- [WHAT THE TASK REQUIRES]: Copy out the listing exactly.

Records from a collection

-------

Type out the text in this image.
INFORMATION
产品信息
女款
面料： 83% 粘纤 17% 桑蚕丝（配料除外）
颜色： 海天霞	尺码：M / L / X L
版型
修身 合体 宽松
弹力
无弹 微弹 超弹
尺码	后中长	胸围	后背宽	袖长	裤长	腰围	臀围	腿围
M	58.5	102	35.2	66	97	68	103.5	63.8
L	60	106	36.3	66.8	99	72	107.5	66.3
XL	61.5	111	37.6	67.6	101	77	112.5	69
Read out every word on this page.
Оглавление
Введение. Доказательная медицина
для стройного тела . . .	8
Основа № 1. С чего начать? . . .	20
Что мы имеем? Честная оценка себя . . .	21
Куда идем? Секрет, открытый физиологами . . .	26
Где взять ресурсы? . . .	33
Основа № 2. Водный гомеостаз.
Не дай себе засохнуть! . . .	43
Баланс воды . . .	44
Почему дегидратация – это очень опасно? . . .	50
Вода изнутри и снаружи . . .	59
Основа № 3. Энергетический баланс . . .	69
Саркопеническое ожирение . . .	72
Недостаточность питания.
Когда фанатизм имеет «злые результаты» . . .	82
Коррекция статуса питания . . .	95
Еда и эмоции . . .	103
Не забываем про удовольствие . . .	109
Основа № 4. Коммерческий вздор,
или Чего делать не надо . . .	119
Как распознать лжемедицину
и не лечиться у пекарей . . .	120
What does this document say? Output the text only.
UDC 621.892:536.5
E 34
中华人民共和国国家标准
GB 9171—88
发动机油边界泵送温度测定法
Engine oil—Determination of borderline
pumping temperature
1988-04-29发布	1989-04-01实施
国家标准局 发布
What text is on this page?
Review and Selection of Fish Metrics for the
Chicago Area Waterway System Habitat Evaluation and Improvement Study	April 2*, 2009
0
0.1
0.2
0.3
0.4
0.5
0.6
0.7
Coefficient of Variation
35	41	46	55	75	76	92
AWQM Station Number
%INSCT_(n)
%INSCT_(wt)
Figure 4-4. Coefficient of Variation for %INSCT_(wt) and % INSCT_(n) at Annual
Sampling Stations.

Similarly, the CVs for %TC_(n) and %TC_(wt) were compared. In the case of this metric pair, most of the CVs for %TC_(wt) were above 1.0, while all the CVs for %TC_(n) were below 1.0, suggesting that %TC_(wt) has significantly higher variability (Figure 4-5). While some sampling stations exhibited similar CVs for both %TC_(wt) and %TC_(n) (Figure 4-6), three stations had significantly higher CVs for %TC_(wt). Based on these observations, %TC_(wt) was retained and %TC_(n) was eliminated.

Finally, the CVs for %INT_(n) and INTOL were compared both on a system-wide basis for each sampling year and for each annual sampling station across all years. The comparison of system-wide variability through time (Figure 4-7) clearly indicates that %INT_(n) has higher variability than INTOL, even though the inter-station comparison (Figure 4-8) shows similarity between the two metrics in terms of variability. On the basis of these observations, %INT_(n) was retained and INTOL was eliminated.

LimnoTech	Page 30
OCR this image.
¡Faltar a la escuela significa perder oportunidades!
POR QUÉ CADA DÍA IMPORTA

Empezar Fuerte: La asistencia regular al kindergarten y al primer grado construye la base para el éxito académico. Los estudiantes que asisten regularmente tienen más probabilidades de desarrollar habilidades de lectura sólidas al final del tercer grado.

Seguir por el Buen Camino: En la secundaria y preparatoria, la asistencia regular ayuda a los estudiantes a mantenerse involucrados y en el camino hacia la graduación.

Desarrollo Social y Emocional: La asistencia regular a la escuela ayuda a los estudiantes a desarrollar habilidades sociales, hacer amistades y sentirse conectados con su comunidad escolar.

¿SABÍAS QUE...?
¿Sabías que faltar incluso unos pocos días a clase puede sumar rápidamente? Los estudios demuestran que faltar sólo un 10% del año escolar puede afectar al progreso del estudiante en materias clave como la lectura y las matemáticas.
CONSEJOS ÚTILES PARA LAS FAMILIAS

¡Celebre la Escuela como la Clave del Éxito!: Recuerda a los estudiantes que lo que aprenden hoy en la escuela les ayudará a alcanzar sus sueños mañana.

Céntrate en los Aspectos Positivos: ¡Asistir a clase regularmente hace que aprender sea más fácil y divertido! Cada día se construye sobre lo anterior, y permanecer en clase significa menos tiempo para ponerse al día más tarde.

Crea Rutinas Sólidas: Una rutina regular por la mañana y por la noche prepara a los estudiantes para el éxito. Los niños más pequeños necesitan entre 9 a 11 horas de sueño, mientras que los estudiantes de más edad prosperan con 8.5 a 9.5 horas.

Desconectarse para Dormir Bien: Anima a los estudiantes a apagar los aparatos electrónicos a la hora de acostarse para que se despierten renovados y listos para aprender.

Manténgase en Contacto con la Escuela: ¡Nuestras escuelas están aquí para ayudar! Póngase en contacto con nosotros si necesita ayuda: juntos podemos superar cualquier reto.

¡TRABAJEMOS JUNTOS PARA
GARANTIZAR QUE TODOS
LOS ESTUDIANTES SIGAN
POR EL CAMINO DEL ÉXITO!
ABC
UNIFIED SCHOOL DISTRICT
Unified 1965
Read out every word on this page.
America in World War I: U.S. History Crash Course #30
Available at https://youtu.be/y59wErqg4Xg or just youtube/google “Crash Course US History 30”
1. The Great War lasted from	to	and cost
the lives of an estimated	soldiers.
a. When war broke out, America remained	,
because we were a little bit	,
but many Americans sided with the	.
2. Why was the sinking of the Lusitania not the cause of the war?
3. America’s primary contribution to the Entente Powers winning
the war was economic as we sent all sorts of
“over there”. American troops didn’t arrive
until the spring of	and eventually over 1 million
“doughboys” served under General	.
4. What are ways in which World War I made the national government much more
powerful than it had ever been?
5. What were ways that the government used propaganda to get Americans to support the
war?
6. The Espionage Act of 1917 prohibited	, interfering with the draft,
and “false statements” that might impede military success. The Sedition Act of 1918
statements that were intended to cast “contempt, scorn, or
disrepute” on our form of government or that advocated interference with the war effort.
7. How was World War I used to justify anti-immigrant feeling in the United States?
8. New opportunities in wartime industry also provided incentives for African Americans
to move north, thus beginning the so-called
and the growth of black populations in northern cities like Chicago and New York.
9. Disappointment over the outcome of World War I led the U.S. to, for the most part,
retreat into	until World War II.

-------

- [EXERCISE SOLUTION]:
Type out the text in this image.
INFORMATION
产品信息
女款
面料： 83% 粘纤 17% 桑蚕丝（配料除外）
颜色： 海天霞	尺码：M / L / X L
版型
修身 合体 宽松
弹力
无弹 微弹 超弹
尺码	后中长	胸围	后背宽	袖长	裤长	腰围	臀围	腿围
M	58.5	102	35.2	66	97	68	103.5	63.8
L	60	106	36.3	66.8	99	72	107.5	66.3
XL	61.5	111	37.6	67.6	101	77	112.5	69
Read out every word on this page.
Оглавление
Введение. Доказательная медицина
для стройного тела . . .	8
Основа № 1. С чего начать? . . .	20
Что мы имеем? Честная оценка себя . . .	21
Куда идем? Секрет, открытый физиологами . . .	26
Где взять ресурсы? . . .	33
Основа № 2. Водный гомеостаз.
Не дай себе засохнуть! . . .	43
Баланс воды . . .	44
Почему дегидратация – это очень опасно? . . .	50
Вода изнутри и снаружи . . .	59
Основа № 3. Энергетический баланс . . .	69
Саркопеническое ожирение . . .	72
Недостаточность питания.
Когда фанатизм имеет «злые результаты» . . .	82
Коррекция статуса питания . . .	95
Еда и эмоции . . .	103
Не забываем про удовольствие . . .	109
Основа № 4. Коммерческий вздор,
или Чего делать не надо . . .	119
Как распознать лжемедицину
и не лечиться у пекарей . . .	120
What does this document say? Output the text only.
UDC 621.892:536.5
E 34
中华人民共和国国家标准
GB 9171—88
发动机油边界泵送温度测定法
Engine oil—Determination of borderline
pumping temperature
1988-04-29发布	1989-04-01实施
国家标准局 发布
What text is on this page?
Review and Selection of Fish Metrics for the
Chicago Area Waterway System Habitat Evaluation and Improvement Study	April 2*, 2009
0
0.1
0.2
0.3
0.4
0.5
0.6
0.7
Coefficient of Variation
35	41	46	55	75	76	92
AWQM Station Number
%INSCT_(n)
%INSCT_(wt)
Figure 4-4. Coefficient of Variation for %INSCT_(wt) and % INSCT_(n) at Annual
Sampling Stations.

Similarly, the CVs for %TC_(n) and %TC_(wt) were compared. In the case of this metric pair, most of the CVs for %TC_(wt) were above 1.0, while all the CVs for %TC_(n) were below 1.0, suggesting that %TC_(wt) has significantly higher variability (Figure 4-5). While some sampling stations exhibited similar CVs for both %TC_(wt) and %TC_(n) (Figure 4-6), three stations had significantly higher CVs for %TC_(wt). Based on these observations, %TC_(wt) was retained and %TC_(n) was eliminated.

Finally, the CVs for %INT_(n) and INTOL were compared both on a system-wide basis for each sampling year and for each annual sampling station across all years. The comparison of system-wide variability through time (Figure 4-7) clearly indicates that %INT_(n) has higher variability than INTOL, even though the inter-station comparison (Figure 4-8) shows similarity between the two metrics in terms of variability. On the basis of these observations, %INT_(n) was retained and INTOL was eliminated.

LimnoTech	Page 30
OCR this image.
¡Faltar a la escuela significa perder oportunidades!
POR QUÉ CADA DÍA IMPORTA

Empezar Fuerte: La asistencia regular al kindergarten y al primer grado construye la base para el éxito académico. Los estudiantes que asisten regularmente tienen más probabilidades de desarrollar habilidades de lectura sólidas al final del tercer grado.

Seguir por el Buen Camino: En la secundaria y preparatoria, la asistencia regular ayuda a los estudiantes a mantenerse involucrados y en el camino hacia la graduación.

Desarrollo Social y Emocional: La asistencia regular a la escuela ayuda a los estudiantes a desarrollar habilidades sociales, hacer amistades y sentirse conectados con su comunidad escolar.

¿SABÍAS QUE...?
¿Sabías que faltar incluso unos pocos días a clase puede sumar rápidamente? Los estudios demuestran que faltar sólo un 10% del año escolar puede afectar al progreso del estudiante en materias clave como la lectura y las matemáticas.
CONSEJOS ÚTILES PARA LAS FAMILIAS

¡Celebre la Escuela como la Clave del Éxito!: Recuerda a los estudiantes que lo que aprenden hoy en la escuela les ayudará a alcanzar sus sueños mañana.

Céntrate en los Aspectos Positivos: ¡Asistir a clase regularmente hace que aprender sea más fácil y divertido! Cada día se construye sobre lo anterior, y permanecer en clase significa menos tiempo para ponerse al día más tarde.

Crea Rutinas Sólidas: Una rutina regular por la mañana y por la noche prepara a los estudiantes para el éxito. Los niños más pequeños necesitan entre 9 a 11 horas de sueño, mientras que los estudiantes de más edad prosperan con 8.5 a 9.5 horas.

Desconectarse para Dormir Bien: Anima a los estudiantes a apagar los aparatos electrónicos a la hora de acostarse para que se despierten renovados y listos para aprender.

Manténgase en Contacto con la Escuela: ¡Nuestras escuelas están aquí para ayudar! Póngase en contacto con nosotros si necesita ayuda: juntos podemos superar cualquier reto.

¡TRABAJEMOS JUNTOS PARA
GARANTIZAR QUE TODOS
LOS ESTUDIANTES SIGAN
POR EL CAMINO DEL ÉXITO!
ABC
UNIFIED SCHOOL DISTRICT
Unified 1965
Read out every word on this page.
America in World War I: U.S. History Crash Course #30
Available at https://youtu.be/y59wErqg4Xg or just youtube/google “Crash Course US History 30”
1. The Great War lasted from	to	and cost
the lives of an estimated	soldiers.
a. When war broke out, America remained	,
because we were a little bit	,
but many Americans sided with the	.
2. Why was the sinking of the Lusitania not the cause of the war?
3. America’s primary contribution to the Entente Powers winning
the war was economic as we sent all sorts of
“over there”. American troops didn’t arrive
until the spring of	and eventually over 1 million
“doughboys” served under General	.
4. What are ways in which World War I made the national government much more
powerful than it had ever been?
5. What were ways that the government used propaganda to get Americans to support the
war?
6. The Espionage Act of 1917 prohibited	, interfering with the draft,
and “false statements” that might impede military success. The Sedition Act of 1918
statements that were intended to cast “contempt, scorn, or
disrepute” on our form of government or that advocated interference with the war effort.
7. How was World War I used to justify anti-immigrant feeling in the United States?
8. New opportunities in wartime industry also provided incentives for African Americans
to move north, thus beginning the so-called
and the growth of black populations in northern cities like Chicago and New York.
9. Disappointment over the outcome of World War I led the U.S. to, for the most part,
retreat into	until World War II.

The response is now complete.